— Begin Entries supplied —

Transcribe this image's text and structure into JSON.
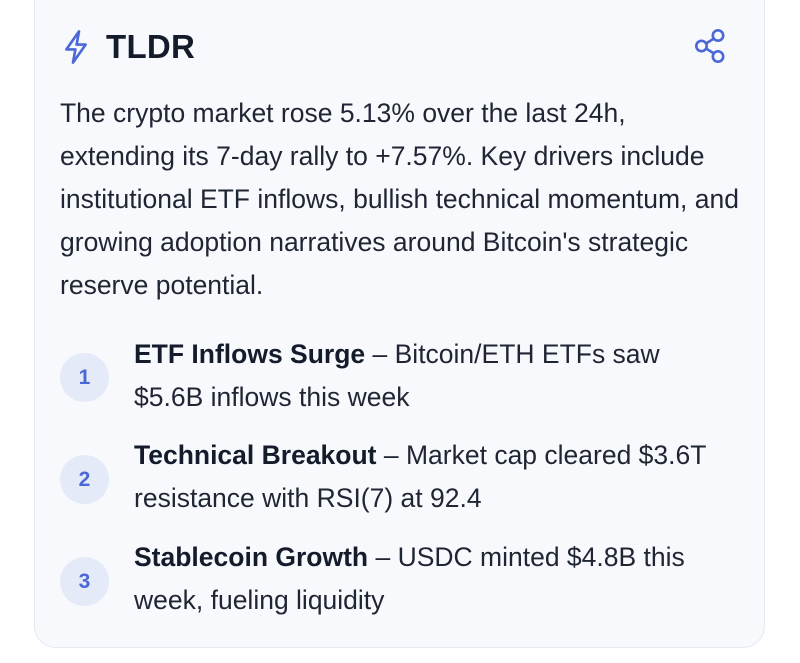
{
  "header": {
    "icon": "lightning-bolt-icon",
    "title": "TLDR",
    "share_icon": "share-icon"
  },
  "summary": "The crypto market rose 5.13% over the last 24h, extending its 7-day rally to +7.57%. Key drivers include institutional ETF inflows, bullish technical momentum, and growing adoption narratives around Bitcoin's strategic reserve potential.",
  "points": [
    {
      "number": "1",
      "title": "ETF Inflows Surge",
      "separator": " – ",
      "text": "Bitcoin/ETH ETFs saw $5.6B inflows this week"
    },
    {
      "number": "2",
      "title": "Technical Breakout",
      "separator": " – ",
      "text": "Market cap cleared $3.6T resistance with RSI(7) at 92.4"
    },
    {
      "number": "3",
      "title": "Stablecoin Growth",
      "separator": " – ",
      "text": "USDC minted $4.8B this week, fueling liquidity"
    }
  ],
  "colors": {
    "accent": "#4a68d6",
    "card_background": "#f7f9fd",
    "badge_background": "#e5eaf8",
    "text": "#1f2533"
  }
}
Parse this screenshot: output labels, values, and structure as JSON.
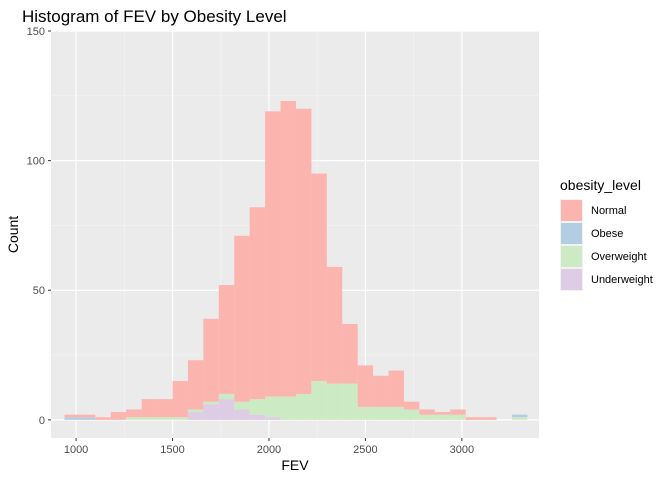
{
  "chart_data": {
    "type": "bar",
    "subtype": "stacked-histogram",
    "title": "Histogram of FEV by Obesity Level",
    "xlabel": "FEV",
    "ylabel": "Count",
    "xlim": [
      870,
      3400
    ],
    "ylim": [
      -7,
      150
    ],
    "xticks": [
      1000,
      1500,
      2000,
      2500,
      3000
    ],
    "yticks": [
      0,
      50,
      100,
      150
    ],
    "grid": true,
    "legend": {
      "title": "obesity_level",
      "position": "right"
    },
    "bin_starts": [
      940,
      1020,
      1100,
      1180,
      1260,
      1340,
      1420,
      1500,
      1580,
      1660,
      1740,
      1820,
      1900,
      1980,
      2060,
      2140,
      2220,
      2300,
      2380,
      2460,
      2540,
      2620,
      2700,
      2780,
      2860,
      2940,
      3020,
      3100,
      3180,
      3260
    ],
    "bin_width": 80,
    "series": [
      {
        "name": "Normal",
        "color": "#FBB4AE",
        "values": [
          1,
          1,
          1,
          3,
          3,
          7,
          7,
          14,
          19,
          32,
          42,
          64,
          74,
          110,
          114,
          110,
          80,
          45,
          23,
          16,
          12,
          14,
          3,
          2,
          1,
          2,
          1,
          1,
          0,
          0
        ]
      },
      {
        "name": "Obese",
        "color": "#B3CDE3",
        "values": [
          1,
          1,
          0,
          0,
          0,
          0,
          0,
          0,
          0,
          0,
          0,
          0,
          0,
          0,
          0,
          0,
          0,
          0,
          0,
          0,
          0,
          0,
          0,
          0,
          0,
          0,
          0,
          0,
          0,
          1
        ]
      },
      {
        "name": "Overweight",
        "color": "#CCEBC5",
        "values": [
          0,
          0,
          0,
          0,
          1,
          1,
          1,
          1,
          1,
          1,
          2,
          3,
          6,
          8,
          9,
          10,
          15,
          14,
          14,
          5,
          5,
          5,
          4,
          2,
          2,
          2,
          0,
          0,
          0,
          1
        ]
      },
      {
        "name": "Underweight",
        "color": "#DECBE4",
        "values": [
          0,
          0,
          0,
          0,
          0,
          0,
          0,
          0,
          3,
          6,
          8,
          4,
          2,
          1,
          0,
          0,
          0,
          0,
          0,
          0,
          0,
          0,
          0,
          0,
          0,
          0,
          0,
          0,
          0,
          0
        ]
      }
    ]
  }
}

— End Entries supplied —

◆ What you have to do ◆
Copy the records above exactly, omitting every picture.

◆ Reply ◆
Transcribe this image's text and structure into JSON.
{
  "header": {
    "icon": "lightning-bolt-icon",
    "title": "TLDR",
    "share_icon": "share-icon"
  },
  "summary": "The crypto market rose 5.13% over the last 24h, extending its 7-day rally to +7.57%. Key drivers include institutional ETF inflows, bullish technical momentum, and growing adoption narratives around Bitcoin's strategic reserve potential.",
  "points": [
    {
      "number": "1",
      "title": "ETF Inflows Surge",
      "separator": " – ",
      "text": "Bitcoin/ETH ETFs saw $5.6B inflows this week"
    },
    {
      "number": "2",
      "title": "Technical Breakout",
      "separator": " – ",
      "text": "Market cap cleared $3.6T resistance with RSI(7) at 92.4"
    },
    {
      "number": "3",
      "title": "Stablecoin Growth",
      "separator": " – ",
      "text": "USDC minted $4.8B this week, fueling liquidity"
    }
  ],
  "colors": {
    "accent": "#4a68d6",
    "card_background": "#f7f9fd",
    "badge_background": "#e5eaf8",
    "text": "#1f2533"
  }
}
Parse this screenshot: output labels, values, and structure as JSON.
{
  "chart_data": {
    "type": "bar",
    "subtype": "stacked-histogram",
    "title": "Histogram of FEV by Obesity Level",
    "xlabel": "FEV",
    "ylabel": "Count",
    "xlim": [
      870,
      3400
    ],
    "ylim": [
      -7,
      150
    ],
    "xticks": [
      1000,
      1500,
      2000,
      2500,
      3000
    ],
    "yticks": [
      0,
      50,
      100,
      150
    ],
    "grid": true,
    "legend": {
      "title": "obesity_level",
      "position": "right"
    },
    "bin_starts": [
      940,
      1020,
      1100,
      1180,
      1260,
      1340,
      1420,
      1500,
      1580,
      1660,
      1740,
      1820,
      1900,
      1980,
      2060,
      2140,
      2220,
      2300,
      2380,
      2460,
      2540,
      2620,
      2700,
      2780,
      2860,
      2940,
      3020,
      3100,
      3180,
      3260
    ],
    "bin_width": 80,
    "series": [
      {
        "name": "Normal",
        "color": "#FBB4AE",
        "values": [
          1,
          1,
          1,
          3,
          3,
          7,
          7,
          14,
          19,
          32,
          42,
          64,
          74,
          110,
          114,
          110,
          80,
          45,
          23,
          16,
          12,
          14,
          3,
          2,
          1,
          2,
          1,
          1,
          0,
          0
        ]
      },
      {
        "name": "Obese",
        "color": "#B3CDE3",
        "values": [
          1,
          1,
          0,
          0,
          0,
          0,
          0,
          0,
          0,
          0,
          0,
          0,
          0,
          0,
          0,
          0,
          0,
          0,
          0,
          0,
          0,
          0,
          0,
          0,
          0,
          0,
          0,
          0,
          0,
          1
        ]
      },
      {
        "name": "Overweight",
        "color": "#CCEBC5",
        "values": [
          0,
          0,
          0,
          0,
          1,
          1,
          1,
          1,
          1,
          1,
          2,
          3,
          6,
          8,
          9,
          10,
          15,
          14,
          14,
          5,
          5,
          5,
          4,
          2,
          2,
          2,
          0,
          0,
          0,
          1
        ]
      },
      {
        "name": "Underweight",
        "color": "#DECBE4",
        "values": [
          0,
          0,
          0,
          0,
          0,
          0,
          0,
          0,
          3,
          6,
          8,
          4,
          2,
          1,
          0,
          0,
          0,
          0,
          0,
          0,
          0,
          0,
          0,
          0,
          0,
          0,
          0,
          0,
          0,
          0
        ]
      }
    ]
  }
}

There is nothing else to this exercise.